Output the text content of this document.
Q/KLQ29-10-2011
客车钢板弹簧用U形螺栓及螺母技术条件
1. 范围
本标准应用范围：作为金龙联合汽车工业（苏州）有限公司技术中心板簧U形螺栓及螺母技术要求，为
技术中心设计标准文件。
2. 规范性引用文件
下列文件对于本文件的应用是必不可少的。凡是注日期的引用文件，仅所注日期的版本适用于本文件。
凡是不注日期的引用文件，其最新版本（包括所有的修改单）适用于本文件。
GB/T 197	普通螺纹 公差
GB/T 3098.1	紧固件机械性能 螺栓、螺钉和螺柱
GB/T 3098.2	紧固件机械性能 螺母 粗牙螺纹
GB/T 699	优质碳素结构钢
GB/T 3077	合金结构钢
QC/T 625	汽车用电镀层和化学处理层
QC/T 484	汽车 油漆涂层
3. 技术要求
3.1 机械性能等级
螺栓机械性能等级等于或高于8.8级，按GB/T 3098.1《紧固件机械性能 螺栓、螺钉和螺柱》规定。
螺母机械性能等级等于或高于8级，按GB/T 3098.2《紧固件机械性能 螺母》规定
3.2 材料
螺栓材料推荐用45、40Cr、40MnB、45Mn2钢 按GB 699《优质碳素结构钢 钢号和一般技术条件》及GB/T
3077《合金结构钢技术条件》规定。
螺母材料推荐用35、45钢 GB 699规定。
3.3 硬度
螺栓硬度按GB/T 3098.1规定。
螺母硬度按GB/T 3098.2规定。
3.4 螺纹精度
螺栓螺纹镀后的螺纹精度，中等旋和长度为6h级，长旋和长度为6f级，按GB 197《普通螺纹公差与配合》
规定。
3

=======

(Goal of the exercise): Output the lines above verbatim and in full.

(Full output):
Output the text content of this document.
Q/KLQ29-10-2011
客车钢板弹簧用U形螺栓及螺母技术条件
1. 范围
本标准应用范围：作为金龙联合汽车工业（苏州）有限公司技术中心板簧U形螺栓及螺母技术要求，为
技术中心设计标准文件。
2. 规范性引用文件
下列文件对于本文件的应用是必不可少的。凡是注日期的引用文件，仅所注日期的版本适用于本文件。
凡是不注日期的引用文件，其最新版本（包括所有的修改单）适用于本文件。
GB/T 197	普通螺纹 公差
GB/T 3098.1	紧固件机械性能 螺栓、螺钉和螺柱
GB/T 3098.2	紧固件机械性能 螺母 粗牙螺纹
GB/T 699	优质碳素结构钢
GB/T 3077	合金结构钢
QC/T 625	汽车用电镀层和化学处理层
QC/T 484	汽车 油漆涂层
3. 技术要求
3.1 机械性能等级
螺栓机械性能等级等于或高于8.8级，按GB/T 3098.1《紧固件机械性能 螺栓、螺钉和螺柱》规定。
螺母机械性能等级等于或高于8级，按GB/T 3098.2《紧固件机械性能 螺母》规定
3.2 材料
螺栓材料推荐用45、40Cr、40MnB、45Mn2钢 按GB 699《优质碳素结构钢 钢号和一般技术条件》及GB/T
3077《合金结构钢技术条件》规定。
螺母材料推荐用35、45钢 GB 699规定。
3.3 硬度
螺栓硬度按GB/T 3098.1规定。
螺母硬度按GB/T 3098.2规定。
3.4 螺纹精度
螺栓螺纹镀后的螺纹精度，中等旋和长度为6h级，长旋和长度为6f级，按GB 197《普通螺纹公差与配合》
规定。
3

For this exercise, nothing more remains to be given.